Start of Exercise input

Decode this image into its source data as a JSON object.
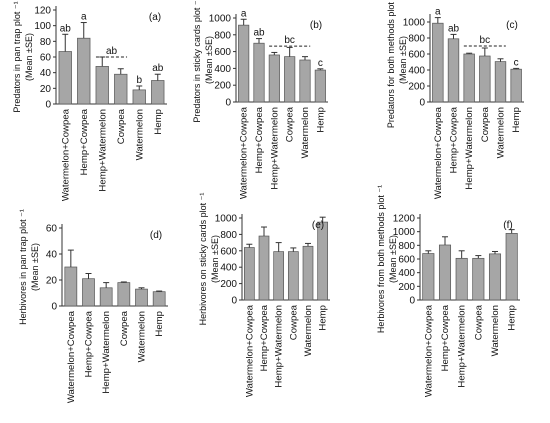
{
  "colors": {
    "bar_fill": "#a6a6a6",
    "bar_stroke": "#555555",
    "axis": "#333333",
    "error_bar": "#333333",
    "sig_line": "#222222"
  },
  "chart_data": [
    {
      "panel_label": "(a)",
      "type": "bar",
      "categories": [
        "Watermelon+Cowpea",
        "Hemp+Cowpea",
        "Hemp+Watermelon",
        "Cowpea",
        "Watermelon",
        "Hemp"
      ],
      "values": [
        67,
        84,
        48,
        38,
        18,
        30
      ],
      "errors": [
        22,
        20,
        12,
        7,
        5,
        8
      ],
      "sig_letters": [
        "ab",
        "a",
        "",
        "",
        "b",
        "ab"
      ],
      "sig_span": {
        "from": 2,
        "to": 3,
        "label": "ab",
        "y": 60
      },
      "ylabel": "Predators in pan trap plot ⁻¹",
      "ylabel2": "(Mean ±SE)",
      "yticks": [
        "0",
        "20",
        "40",
        "60",
        "80",
        "100",
        "120"
      ],
      "ylim": [
        0,
        120
      ]
    },
    {
      "panel_label": "(b)",
      "type": "bar",
      "categories": [
        "Watermelon+Cowpea",
        "Hemp+Cowpea",
        "Hemp+Watermelon",
        "Cowpea",
        "Watermelon",
        "Hemp"
      ],
      "values": [
        915,
        700,
        560,
        540,
        500,
        380
      ],
      "errors": [
        70,
        55,
        30,
        110,
        40,
        15
      ],
      "sig_letters": [
        "a",
        "ab",
        "",
        "",
        "",
        "c"
      ],
      "sig_span": {
        "from": 2,
        "to": 4,
        "label": "bc",
        "y": 665
      },
      "ylabel": "Predators in sticky cards plot ⁻¹",
      "ylabel2": "(Mean ±SE)",
      "yticks": [
        "0",
        "200",
        "400",
        "600",
        "800",
        "1000"
      ],
      "ylim": [
        0,
        1000
      ]
    },
    {
      "panel_label": "(c)",
      "type": "bar",
      "categories": [
        "Watermelon+Cowpea",
        "Hemp+Cowpea",
        "Hemp+Watermelon",
        "Cowpea",
        "Watermelon",
        "Hemp"
      ],
      "values": [
        985,
        790,
        600,
        575,
        505,
        410
      ],
      "errors": [
        70,
        55,
        10,
        100,
        35,
        10
      ],
      "sig_letters": [
        "a",
        "ab",
        "",
        "",
        "",
        "c"
      ],
      "sig_span": {
        "from": 2,
        "to": 4,
        "label": "bc",
        "y": 700
      },
      "ylabel": "Predators for both methods plot ⁻¹",
      "ylabel2": "(Mean ±SE)",
      "yticks": [
        "0",
        "200",
        "400",
        "600",
        "800",
        "1000"
      ],
      "ylim": [
        0,
        1050
      ]
    },
    {
      "panel_label": "(d)",
      "type": "bar",
      "categories": [
        "Watermelon+Cowpea",
        "Hemp+Cowpea",
        "Hemp+Watermelon",
        "Cowpea",
        "Watermelon",
        "Hemp"
      ],
      "values": [
        30,
        21,
        14,
        18,
        13,
        11
      ],
      "errors": [
        13,
        4,
        4,
        0.5,
        1,
        0.5
      ],
      "sig_letters": [
        "",
        "",
        "",
        "",
        "",
        ""
      ],
      "ylabel": "Herbivores in pan trap plot ⁻¹",
      "ylabel2": "(Mean ±SE)",
      "yticks": [
        "0",
        "20",
        "40",
        "60"
      ],
      "ylim": [
        0,
        60
      ]
    },
    {
      "panel_label": "(e)",
      "type": "bar",
      "categories": [
        "Watermelon+Cowpea",
        "Hemp+Cowpea",
        "Hemp+Watermelon",
        "Cowpea",
        "Watermelon",
        "Hemp"
      ],
      "values": [
        640,
        780,
        590,
        590,
        655,
        950
      ],
      "errors": [
        40,
        110,
        110,
        45,
        35,
        60
      ],
      "sig_letters": [
        "",
        "",
        "",
        "",
        "",
        ""
      ],
      "ylabel": "Herbivores on sticky cards plot ⁻¹",
      "ylabel2": "(Mean ±SE)",
      "yticks": [
        "0",
        "200",
        "400",
        "600",
        "800",
        "1000"
      ],
      "ylim": [
        0,
        1000
      ]
    },
    {
      "panel_label": "(f)",
      "type": "bar",
      "categories": [
        "Watermelon+Cowpea",
        "Hemp+Cowpea",
        "Hemp+Watermelon",
        "Cowpea",
        "Watermelon",
        "Hemp"
      ],
      "values": [
        680,
        805,
        610,
        610,
        675,
        975
      ],
      "errors": [
        40,
        120,
        110,
        40,
        35,
        55
      ],
      "sig_letters": [
        "",
        "",
        "",
        "",
        "",
        ""
      ],
      "ylabel": "Herbivores  from both methods plot ⁻¹",
      "ylabel2": "(Mean ±SE)",
      "yticks": [
        "0",
        "200",
        "400",
        "600",
        "800",
        "1000",
        "1200"
      ],
      "ylim": [
        0,
        1200
      ]
    }
  ]
}
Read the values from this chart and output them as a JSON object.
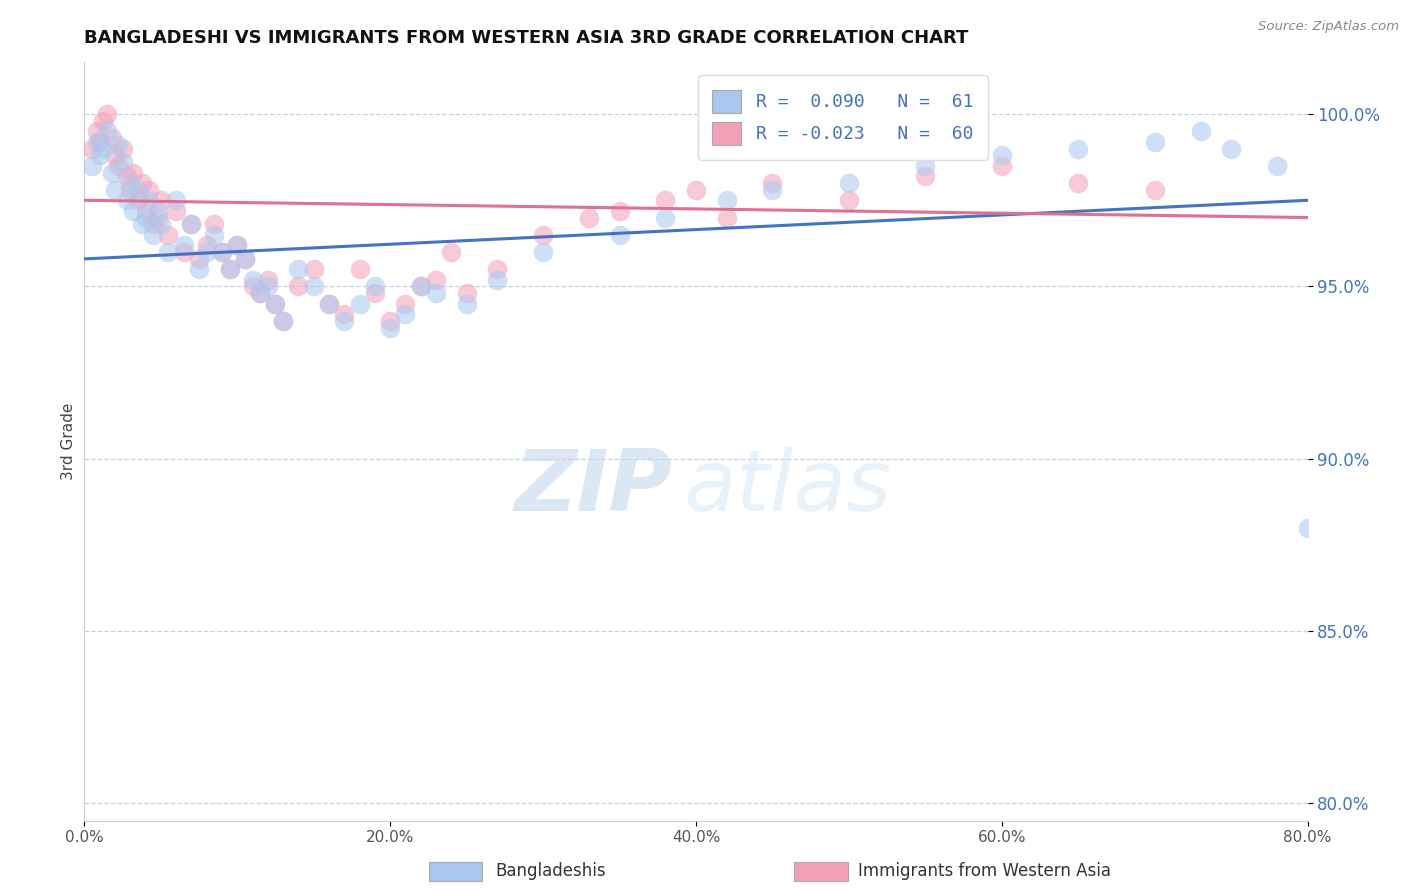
{
  "title": "BANGLADESHI VS IMMIGRANTS FROM WESTERN ASIA 3RD GRADE CORRELATION CHART",
  "source": "Source: ZipAtlas.com",
  "ylabel": "3rd Grade",
  "xlim": [
    0.0,
    80.0
  ],
  "ylim": [
    79.5,
    101.5
  ],
  "yticks": [
    80.0,
    85.0,
    90.0,
    95.0,
    100.0
  ],
  "ytick_labels": [
    "80.0%",
    "85.0%",
    "90.0%",
    "95.0%",
    "100.0%"
  ],
  "xticks": [
    0,
    20,
    40,
    60,
    80
  ],
  "xtick_labels": [
    "0.0%",
    "20.0%",
    "40.0%",
    "60.0%",
    "80.0%"
  ],
  "blue_R": 0.09,
  "blue_N": 61,
  "pink_R": -0.023,
  "pink_N": 60,
  "blue_color": "#a8c8f0",
  "pink_color": "#f4a0b8",
  "blue_trend_color": "#4472c4",
  "pink_trend_color": "#e07090",
  "legend_label_blue": "Bangladeshis",
  "legend_label_pink": "Immigrants from Western Asia",
  "watermark_zip": "ZIP",
  "watermark_atlas": "atlas",
  "background_color": "#ffffff",
  "blue_scatter_x": [
    0.5,
    0.8,
    1.0,
    1.2,
    1.5,
    1.8,
    2.0,
    2.2,
    2.5,
    2.8,
    3.0,
    3.2,
    3.5,
    3.8,
    4.0,
    4.2,
    4.5,
    4.8,
    5.0,
    5.5,
    6.0,
    6.5,
    7.0,
    7.5,
    8.0,
    8.5,
    9.0,
    9.5,
    10.0,
    10.5,
    11.0,
    11.5,
    12.0,
    12.5,
    13.0,
    14.0,
    15.0,
    16.0,
    17.0,
    18.0,
    19.0,
    20.0,
    21.0,
    22.0,
    23.0,
    25.0,
    27.0,
    30.0,
    35.0,
    38.0,
    42.0,
    45.0,
    50.0,
    55.0,
    60.0,
    65.0,
    70.0,
    73.0,
    75.0,
    78.0,
    80.0
  ],
  "blue_scatter_y": [
    98.5,
    99.2,
    98.8,
    99.0,
    99.5,
    98.3,
    97.8,
    99.1,
    98.6,
    97.5,
    98.0,
    97.2,
    97.8,
    96.8,
    97.0,
    97.5,
    96.5,
    97.2,
    96.8,
    96.0,
    97.5,
    96.2,
    96.8,
    95.5,
    96.0,
    96.5,
    96.0,
    95.5,
    96.2,
    95.8,
    95.2,
    94.8,
    95.0,
    94.5,
    94.0,
    95.5,
    95.0,
    94.5,
    94.0,
    94.5,
    95.0,
    93.8,
    94.2,
    95.0,
    94.8,
    94.5,
    95.2,
    96.0,
    96.5,
    97.0,
    97.5,
    97.8,
    98.0,
    98.5,
    98.8,
    99.0,
    99.2,
    99.5,
    99.0,
    98.5,
    88.0
  ],
  "pink_scatter_x": [
    0.5,
    0.8,
    1.0,
    1.2,
    1.5,
    1.8,
    2.0,
    2.2,
    2.5,
    2.8,
    3.0,
    3.2,
    3.5,
    3.8,
    4.0,
    4.2,
    4.5,
    4.8,
    5.0,
    5.5,
    6.0,
    6.5,
    7.0,
    7.5,
    8.0,
    8.5,
    9.0,
    9.5,
    10.0,
    10.5,
    11.0,
    11.5,
    12.0,
    12.5,
    13.0,
    14.0,
    15.0,
    16.0,
    17.0,
    18.0,
    19.0,
    20.0,
    21.0,
    22.0,
    23.0,
    24.0,
    25.0,
    27.0,
    30.0,
    33.0,
    35.0,
    38.0,
    40.0,
    42.0,
    45.0,
    50.0,
    55.0,
    60.0,
    65.0,
    70.0
  ],
  "pink_scatter_y": [
    99.0,
    99.5,
    99.2,
    99.8,
    100.0,
    99.3,
    98.8,
    98.5,
    99.0,
    98.2,
    97.8,
    98.3,
    97.5,
    98.0,
    97.2,
    97.8,
    96.8,
    97.0,
    97.5,
    96.5,
    97.2,
    96.0,
    96.8,
    95.8,
    96.2,
    96.8,
    96.0,
    95.5,
    96.2,
    95.8,
    95.0,
    94.8,
    95.2,
    94.5,
    94.0,
    95.0,
    95.5,
    94.5,
    94.2,
    95.5,
    94.8,
    94.0,
    94.5,
    95.0,
    95.2,
    96.0,
    94.8,
    95.5,
    96.5,
    97.0,
    97.2,
    97.5,
    97.8,
    97.0,
    98.0,
    97.5,
    98.2,
    98.5,
    98.0,
    97.8
  ],
  "blue_line_x0": 0.0,
  "blue_line_y0": 95.8,
  "blue_line_x1": 80.0,
  "blue_line_y1": 97.5,
  "pink_line_x0": 0.0,
  "pink_line_y0": 97.5,
  "pink_line_x1": 80.0,
  "pink_line_y1": 97.0
}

End of Exercise input

Written request: Extract from the material all lines containing the string "Predators".

Solved exercise:
      "ylabel": "Predators in pan trap plot ⁻¹",
      "ylabel": "Predators in sticky cards plot ⁻¹",
      "ylabel": "Predators for both methods plot ⁻¹",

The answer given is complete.